(Data excerpts)
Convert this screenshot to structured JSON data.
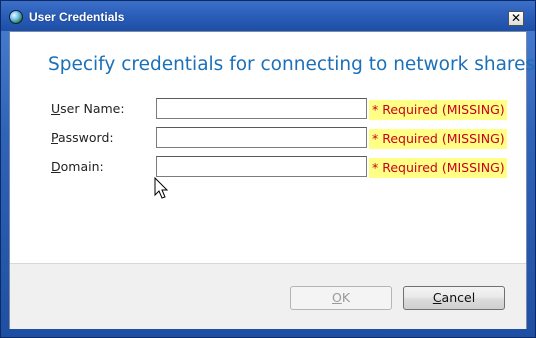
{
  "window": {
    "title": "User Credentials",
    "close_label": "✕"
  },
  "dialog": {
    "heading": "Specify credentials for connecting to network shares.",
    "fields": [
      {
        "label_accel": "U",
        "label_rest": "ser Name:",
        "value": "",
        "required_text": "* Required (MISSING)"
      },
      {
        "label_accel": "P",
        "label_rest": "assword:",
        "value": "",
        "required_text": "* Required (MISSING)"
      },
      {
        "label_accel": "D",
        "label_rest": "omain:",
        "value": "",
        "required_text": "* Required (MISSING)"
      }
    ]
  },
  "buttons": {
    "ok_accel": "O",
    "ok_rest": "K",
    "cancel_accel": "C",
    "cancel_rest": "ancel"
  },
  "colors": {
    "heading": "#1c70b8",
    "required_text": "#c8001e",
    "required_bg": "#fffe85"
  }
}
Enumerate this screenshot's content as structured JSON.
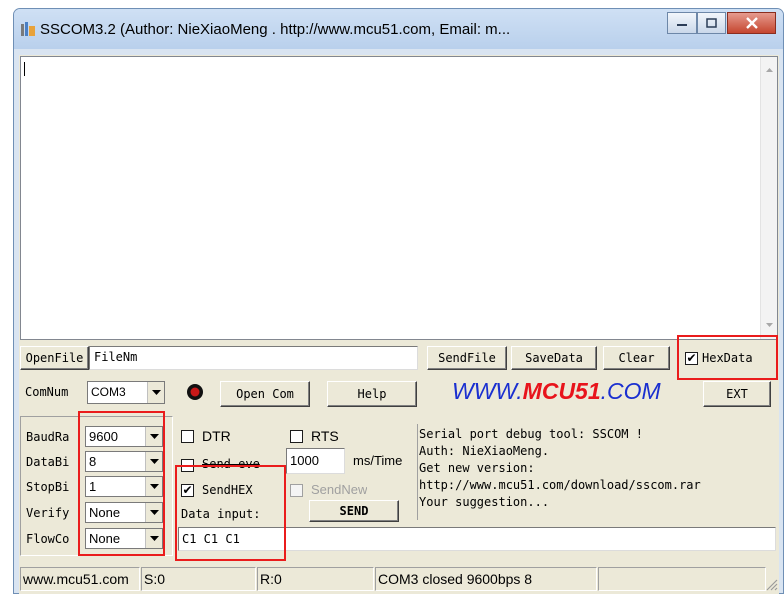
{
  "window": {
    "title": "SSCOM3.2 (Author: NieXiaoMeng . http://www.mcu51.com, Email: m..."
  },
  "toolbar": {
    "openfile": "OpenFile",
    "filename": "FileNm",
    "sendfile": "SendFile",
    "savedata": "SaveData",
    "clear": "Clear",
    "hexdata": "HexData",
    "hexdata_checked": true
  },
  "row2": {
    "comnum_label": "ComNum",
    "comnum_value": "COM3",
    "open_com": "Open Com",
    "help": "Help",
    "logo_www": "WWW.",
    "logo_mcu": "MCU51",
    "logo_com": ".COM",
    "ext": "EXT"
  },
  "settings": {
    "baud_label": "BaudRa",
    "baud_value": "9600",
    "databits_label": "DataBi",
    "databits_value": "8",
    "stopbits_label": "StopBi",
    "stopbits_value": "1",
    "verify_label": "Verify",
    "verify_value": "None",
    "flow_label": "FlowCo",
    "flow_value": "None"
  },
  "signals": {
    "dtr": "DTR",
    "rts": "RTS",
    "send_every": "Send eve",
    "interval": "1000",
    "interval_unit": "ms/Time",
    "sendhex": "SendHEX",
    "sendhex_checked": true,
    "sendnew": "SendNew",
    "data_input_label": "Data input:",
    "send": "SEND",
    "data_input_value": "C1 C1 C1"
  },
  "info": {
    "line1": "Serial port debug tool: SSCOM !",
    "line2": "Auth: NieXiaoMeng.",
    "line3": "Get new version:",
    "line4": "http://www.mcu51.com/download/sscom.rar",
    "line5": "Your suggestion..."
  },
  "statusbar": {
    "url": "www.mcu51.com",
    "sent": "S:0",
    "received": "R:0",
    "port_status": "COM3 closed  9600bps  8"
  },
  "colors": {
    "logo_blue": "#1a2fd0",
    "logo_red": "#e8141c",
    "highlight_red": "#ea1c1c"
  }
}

CHALLENGE —
Copy out each record shown above without alteration, skipping any picture.

CORRECT ANSWER —
Convert this screenshot to structured JSON data.
{
  "window": {
    "title": "User Credentials",
    "close_label": "✕"
  },
  "dialog": {
    "heading": "Specify credentials for connecting to network shares.",
    "fields": [
      {
        "label_accel": "U",
        "label_rest": "ser Name:",
        "value": "",
        "required_text": "* Required (MISSING)"
      },
      {
        "label_accel": "P",
        "label_rest": "assword:",
        "value": "",
        "required_text": "* Required (MISSING)"
      },
      {
        "label_accel": "D",
        "label_rest": "omain:",
        "value": "",
        "required_text": "* Required (MISSING)"
      }
    ]
  },
  "buttons": {
    "ok_accel": "O",
    "ok_rest": "K",
    "cancel_accel": "C",
    "cancel_rest": "ancel"
  },
  "colors": {
    "heading": "#1c70b8",
    "required_text": "#c8001e",
    "required_bg": "#fffe85"
  }
}
Enumerate this screenshot's content as structured JSON.
{
  "window": {
    "title": "SSCOM3.2 (Author: NieXiaoMeng . http://www.mcu51.com, Email: m..."
  },
  "toolbar": {
    "openfile": "OpenFile",
    "filename": "FileNm",
    "sendfile": "SendFile",
    "savedata": "SaveData",
    "clear": "Clear",
    "hexdata": "HexData",
    "hexdata_checked": true
  },
  "row2": {
    "comnum_label": "ComNum",
    "comnum_value": "COM3",
    "open_com": "Open Com",
    "help": "Help",
    "logo_www": "WWW.",
    "logo_mcu": "MCU51",
    "logo_com": ".COM",
    "ext": "EXT"
  },
  "settings": {
    "baud_label": "BaudRa",
    "baud_value": "9600",
    "databits_label": "DataBi",
    "databits_value": "8",
    "stopbits_label": "StopBi",
    "stopbits_value": "1",
    "verify_label": "Verify",
    "verify_value": "None",
    "flow_label": "FlowCo",
    "flow_value": "None"
  },
  "signals": {
    "dtr": "DTR",
    "rts": "RTS",
    "send_every": "Send eve",
    "interval": "1000",
    "interval_unit": "ms/Time",
    "sendhex": "SendHEX",
    "sendhex_checked": true,
    "sendnew": "SendNew",
    "data_input_label": "Data input:",
    "send": "SEND",
    "data_input_value": "C1 C1 C1"
  },
  "info": {
    "line1": "Serial port debug tool: SSCOM !",
    "line2": "Auth: NieXiaoMeng.",
    "line3": "Get new version:",
    "line4": "http://www.mcu51.com/download/sscom.rar",
    "line5": "Your suggestion..."
  },
  "statusbar": {
    "url": "www.mcu51.com",
    "sent": "S:0",
    "received": "R:0",
    "port_status": "COM3 closed  9600bps  8"
  },
  "colors": {
    "logo_blue": "#1a2fd0",
    "logo_red": "#e8141c",
    "highlight_red": "#ea1c1c"
  }
}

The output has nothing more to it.